TEXTO MOSTRADO:
La tendencia que dominó el maquillaje en los años 2000 está de vuelta: el delineador blanco se impone como una opción sutil y efectiva para lograr una mirada más abierta y luminosa, especialmente en pieles maduras.

Maquillaje. Fuente: (Instagram)
En el universo del maquillaje, los clásicos resurgen con fuerza. Esta vez es el eyeliner blanco el que gana protagonismo, desplazando al tradicional delineado negro. La maquilladora Susana Marín recomienda su uso a partir de los 40 años, apostando por tonos blancos o beiges que iluminan el rostro y otorgan un efecto de frescura instantánea.

Maquillaje. Fuente: (Instagram)
La clave del delineador blanco reside en su capacidad para neutralizar los tonos rojizos o carne en la línea de agua, zona especialmente sensible por la vascularización. Este efecto óptico permite agrandar visualmente los ojos y dar mayor definición sin necesidad de recurrir a sombras o máscaras de pestañas pesadas.

TAREA: Prolonga el texto sobre el delineador blanco a partir de su última oración, con el mismo tono. El listado que aparece a continuación no tiene relación con el texto sobre el delineador blanco.

LISTADO DE DATOS:
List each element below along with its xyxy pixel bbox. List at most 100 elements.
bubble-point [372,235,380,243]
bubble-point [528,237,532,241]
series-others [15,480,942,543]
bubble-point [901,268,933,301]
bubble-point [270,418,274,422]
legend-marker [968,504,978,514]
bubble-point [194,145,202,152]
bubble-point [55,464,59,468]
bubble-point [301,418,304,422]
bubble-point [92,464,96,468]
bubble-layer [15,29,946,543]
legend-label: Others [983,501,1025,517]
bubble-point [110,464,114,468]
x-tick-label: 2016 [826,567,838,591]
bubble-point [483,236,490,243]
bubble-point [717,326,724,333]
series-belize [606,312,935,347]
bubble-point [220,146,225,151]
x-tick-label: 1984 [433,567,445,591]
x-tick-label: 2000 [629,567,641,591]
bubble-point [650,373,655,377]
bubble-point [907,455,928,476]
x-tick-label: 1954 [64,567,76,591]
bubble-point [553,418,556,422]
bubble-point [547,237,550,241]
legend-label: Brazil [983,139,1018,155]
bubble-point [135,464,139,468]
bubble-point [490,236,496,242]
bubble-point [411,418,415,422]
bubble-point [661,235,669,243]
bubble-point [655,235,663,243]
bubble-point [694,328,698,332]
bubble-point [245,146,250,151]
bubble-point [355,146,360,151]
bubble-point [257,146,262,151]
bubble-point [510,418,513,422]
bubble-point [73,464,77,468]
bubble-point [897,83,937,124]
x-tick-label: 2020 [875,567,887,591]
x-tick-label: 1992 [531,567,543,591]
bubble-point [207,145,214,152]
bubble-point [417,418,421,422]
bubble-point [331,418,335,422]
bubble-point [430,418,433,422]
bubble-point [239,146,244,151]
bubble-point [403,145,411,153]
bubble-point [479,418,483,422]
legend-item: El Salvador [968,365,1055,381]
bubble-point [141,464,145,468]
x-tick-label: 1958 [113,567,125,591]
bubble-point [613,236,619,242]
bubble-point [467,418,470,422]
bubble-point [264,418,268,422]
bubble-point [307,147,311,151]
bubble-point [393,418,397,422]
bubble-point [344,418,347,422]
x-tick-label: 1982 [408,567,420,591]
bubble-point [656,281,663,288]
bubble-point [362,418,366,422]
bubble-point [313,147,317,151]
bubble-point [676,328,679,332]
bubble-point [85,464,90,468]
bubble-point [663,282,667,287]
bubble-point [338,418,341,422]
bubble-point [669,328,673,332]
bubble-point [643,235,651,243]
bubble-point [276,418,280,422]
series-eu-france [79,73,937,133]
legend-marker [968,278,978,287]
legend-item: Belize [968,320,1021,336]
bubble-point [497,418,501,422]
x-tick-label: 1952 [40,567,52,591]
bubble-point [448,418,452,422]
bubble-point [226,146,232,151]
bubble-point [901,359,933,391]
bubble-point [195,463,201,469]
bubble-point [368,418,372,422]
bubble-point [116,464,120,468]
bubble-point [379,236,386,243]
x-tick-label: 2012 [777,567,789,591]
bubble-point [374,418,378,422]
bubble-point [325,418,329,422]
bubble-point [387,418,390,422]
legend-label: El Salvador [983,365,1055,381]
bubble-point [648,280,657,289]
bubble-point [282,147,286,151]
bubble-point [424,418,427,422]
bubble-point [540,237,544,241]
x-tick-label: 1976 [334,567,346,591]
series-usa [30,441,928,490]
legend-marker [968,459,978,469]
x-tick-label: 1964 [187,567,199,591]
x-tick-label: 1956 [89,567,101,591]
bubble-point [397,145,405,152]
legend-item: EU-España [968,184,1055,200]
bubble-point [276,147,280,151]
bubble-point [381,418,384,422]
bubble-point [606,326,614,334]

SALIDA ESPERADA:
Paso a paso

Maquillaje. Fuente: (Instagram)
-Aplicá una base ligera o corrector sobre el párpado y debajo del ojo para unificar el tono. Esto va a ayudar a que el eyeliner destaque más.
-Usá un delineador blanco cremoso para trazar una línea firme sobre la línea de agua (la parte húmeda del párpado inferior). Esto neutraliza el tono rojizo natural de esa zona y abre visualmente el ojo.
-Agregá una sombra clara (champagne, perla o beige) en el lagrimal para aportar más luz y frescura a la mirada.
- Si usás delineador negro o marrón, aplicalo solo en la parte externa de las pestañas, y siempre por fuera del ojo, para no achicar la mirada.
-Si querés intensificar un poco más, aplica rímel solo en las pestañas superiores, evitando cargar demasiado.